* **PROBLEM**
Draw out every line with the word "border" from the listing below.

* **MATERIAL SUPPLIED**
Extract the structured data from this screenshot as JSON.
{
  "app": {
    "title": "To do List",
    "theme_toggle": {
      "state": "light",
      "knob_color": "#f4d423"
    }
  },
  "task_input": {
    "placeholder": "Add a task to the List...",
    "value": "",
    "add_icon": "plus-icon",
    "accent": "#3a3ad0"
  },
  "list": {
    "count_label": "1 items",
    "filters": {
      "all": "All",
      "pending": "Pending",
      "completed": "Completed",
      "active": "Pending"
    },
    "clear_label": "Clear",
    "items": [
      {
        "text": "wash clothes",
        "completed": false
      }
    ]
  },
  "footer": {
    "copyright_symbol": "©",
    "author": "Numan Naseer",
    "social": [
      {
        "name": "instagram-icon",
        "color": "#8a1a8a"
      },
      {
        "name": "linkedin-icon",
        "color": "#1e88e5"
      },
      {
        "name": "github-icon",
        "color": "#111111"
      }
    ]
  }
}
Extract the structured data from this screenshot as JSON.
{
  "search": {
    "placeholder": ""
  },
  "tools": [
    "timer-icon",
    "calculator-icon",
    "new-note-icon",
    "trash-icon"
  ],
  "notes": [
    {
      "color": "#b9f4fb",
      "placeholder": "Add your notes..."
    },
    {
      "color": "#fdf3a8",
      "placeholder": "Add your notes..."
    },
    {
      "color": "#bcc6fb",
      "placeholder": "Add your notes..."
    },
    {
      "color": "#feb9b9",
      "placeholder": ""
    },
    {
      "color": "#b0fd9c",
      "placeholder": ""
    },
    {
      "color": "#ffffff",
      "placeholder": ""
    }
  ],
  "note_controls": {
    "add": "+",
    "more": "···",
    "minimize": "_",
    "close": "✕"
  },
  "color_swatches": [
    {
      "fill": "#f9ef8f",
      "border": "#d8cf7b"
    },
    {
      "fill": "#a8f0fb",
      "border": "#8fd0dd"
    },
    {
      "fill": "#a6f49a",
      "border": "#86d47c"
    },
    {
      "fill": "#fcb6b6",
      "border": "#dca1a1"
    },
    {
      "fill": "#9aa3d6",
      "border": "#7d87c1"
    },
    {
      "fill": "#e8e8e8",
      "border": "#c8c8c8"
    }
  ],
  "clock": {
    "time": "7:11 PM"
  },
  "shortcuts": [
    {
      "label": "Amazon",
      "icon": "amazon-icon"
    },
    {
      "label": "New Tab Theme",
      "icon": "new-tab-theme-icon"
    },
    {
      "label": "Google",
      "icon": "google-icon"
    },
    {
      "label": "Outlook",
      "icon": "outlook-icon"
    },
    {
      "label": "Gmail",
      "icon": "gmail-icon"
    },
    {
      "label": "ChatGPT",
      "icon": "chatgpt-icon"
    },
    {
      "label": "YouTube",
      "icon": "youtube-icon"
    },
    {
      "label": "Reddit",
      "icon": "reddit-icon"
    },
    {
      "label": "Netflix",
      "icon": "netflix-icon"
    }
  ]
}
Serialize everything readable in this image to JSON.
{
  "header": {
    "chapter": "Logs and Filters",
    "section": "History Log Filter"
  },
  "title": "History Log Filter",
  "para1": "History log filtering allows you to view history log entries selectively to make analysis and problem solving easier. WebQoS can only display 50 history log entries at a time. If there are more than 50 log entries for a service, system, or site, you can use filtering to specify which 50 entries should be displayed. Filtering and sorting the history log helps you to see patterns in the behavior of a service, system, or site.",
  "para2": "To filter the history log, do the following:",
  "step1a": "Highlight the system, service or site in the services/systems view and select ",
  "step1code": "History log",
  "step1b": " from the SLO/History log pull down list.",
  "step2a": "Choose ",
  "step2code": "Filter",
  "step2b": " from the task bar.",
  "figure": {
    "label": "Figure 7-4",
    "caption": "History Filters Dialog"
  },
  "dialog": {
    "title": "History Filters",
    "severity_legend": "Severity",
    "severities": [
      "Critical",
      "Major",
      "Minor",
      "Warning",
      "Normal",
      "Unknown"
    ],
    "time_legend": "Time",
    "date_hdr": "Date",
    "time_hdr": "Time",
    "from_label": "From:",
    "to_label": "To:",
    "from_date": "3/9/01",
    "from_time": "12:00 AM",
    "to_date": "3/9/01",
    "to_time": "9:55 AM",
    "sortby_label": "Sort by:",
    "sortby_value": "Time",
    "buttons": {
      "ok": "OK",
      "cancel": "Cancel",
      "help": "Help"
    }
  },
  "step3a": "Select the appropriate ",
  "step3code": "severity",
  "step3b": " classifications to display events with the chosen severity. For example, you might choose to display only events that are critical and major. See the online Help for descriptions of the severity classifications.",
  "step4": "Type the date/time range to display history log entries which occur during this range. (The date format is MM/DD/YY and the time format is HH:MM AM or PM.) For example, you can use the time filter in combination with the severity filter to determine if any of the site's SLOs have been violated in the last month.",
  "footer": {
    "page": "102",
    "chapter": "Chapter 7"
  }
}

* **SOLUTION TO THE EXERCISE**
      "border": "#d8cf7b"
      "border": "#8fd0dd"
      "border": "#86d47c"
      "border": "#dca1a1"
      "border": "#7d87c1"
      "border": "#c8c8c8"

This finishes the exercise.